Records from a collection of figures:
----------------------------------------

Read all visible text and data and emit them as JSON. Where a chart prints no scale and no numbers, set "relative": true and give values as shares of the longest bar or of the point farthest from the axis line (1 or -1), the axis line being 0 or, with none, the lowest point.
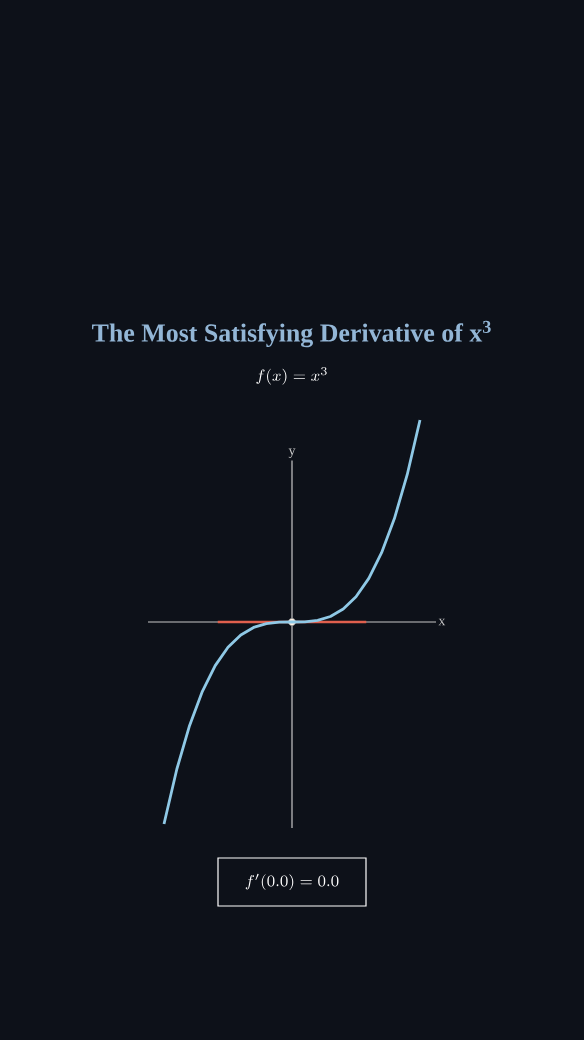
{
  "chart_data": {
    "type": "line",
    "title": "The Most Satisfying Derivative of x$^{3}$",
    "subtitle": "f(x) = x^3",
    "xlabel": "x",
    "ylabel": "y",
    "categories": [
      null,
      null,
      null,
      null,
      null,
      null,
      null,
      null,
      null,
      null,
      null,
      null,
      null,
      null,
      null,
      null,
      null,
      null,
      null,
      null,
      null
    ],
    "relative": true,
    "ref_lines": [
      {
        "axis": "y",
        "value": 0,
        "color": "#e0604e"
      }
    ],
    "series": [
      {
        "color": "#8fc9e6",
        "values": [
          -1,
          -0.729,
          -0.512,
          -0.343,
          -0.216,
          -0.125,
          -0.064,
          -0.027,
          -0.008,
          -0.001,
          0,
          0.001,
          0.008,
          0.027,
          0.064,
          0.125,
          0.216,
          0.343,
          0.512,
          0.729,
          1
        ]
      }
    ],
    "annotations": [
      "f'(0.0) = 0.0"
    ]
  }
}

----------------------------------------

**GIVEN REQUEST**
Transcribe the full listing above exactly as it stands, minus the pictures.

**FINISHED TASK**
Read all visible text and data and emit them as JSON. Where a chart prints no scale and no numbers, set "relative": true and give values as shares of the longest bar or of the point farthest from the axis line (1 or -1), the axis line being 0 or, with none, the lowest point.
{
  "chart_data": {
    "type": "line",
    "title": "The Most Satisfying Derivative of x$^{3}$",
    "subtitle": "f(x) = x^3",
    "xlabel": "x",
    "ylabel": "y",
    "categories": [
      null,
      null,
      null,
      null,
      null,
      null,
      null,
      null,
      null,
      null,
      null,
      null,
      null,
      null,
      null,
      null,
      null,
      null,
      null,
      null,
      null
    ],
    "relative": true,
    "ref_lines": [
      {
        "axis": "y",
        "value": 0,
        "color": "#e0604e"
      }
    ],
    "series": [
      {
        "color": "#8fc9e6",
        "values": [
          -1,
          -0.729,
          -0.512,
          -0.343,
          -0.216,
          -0.125,
          -0.064,
          -0.027,
          -0.008,
          -0.001,
          0,
          0.001,
          0.008,
          0.027,
          0.064,
          0.125,
          0.216,
          0.343,
          0.512,
          0.729,
          1
        ]
      }
    ],
    "annotations": [
      "f'(0.0) = 0.0"
    ]
  }
}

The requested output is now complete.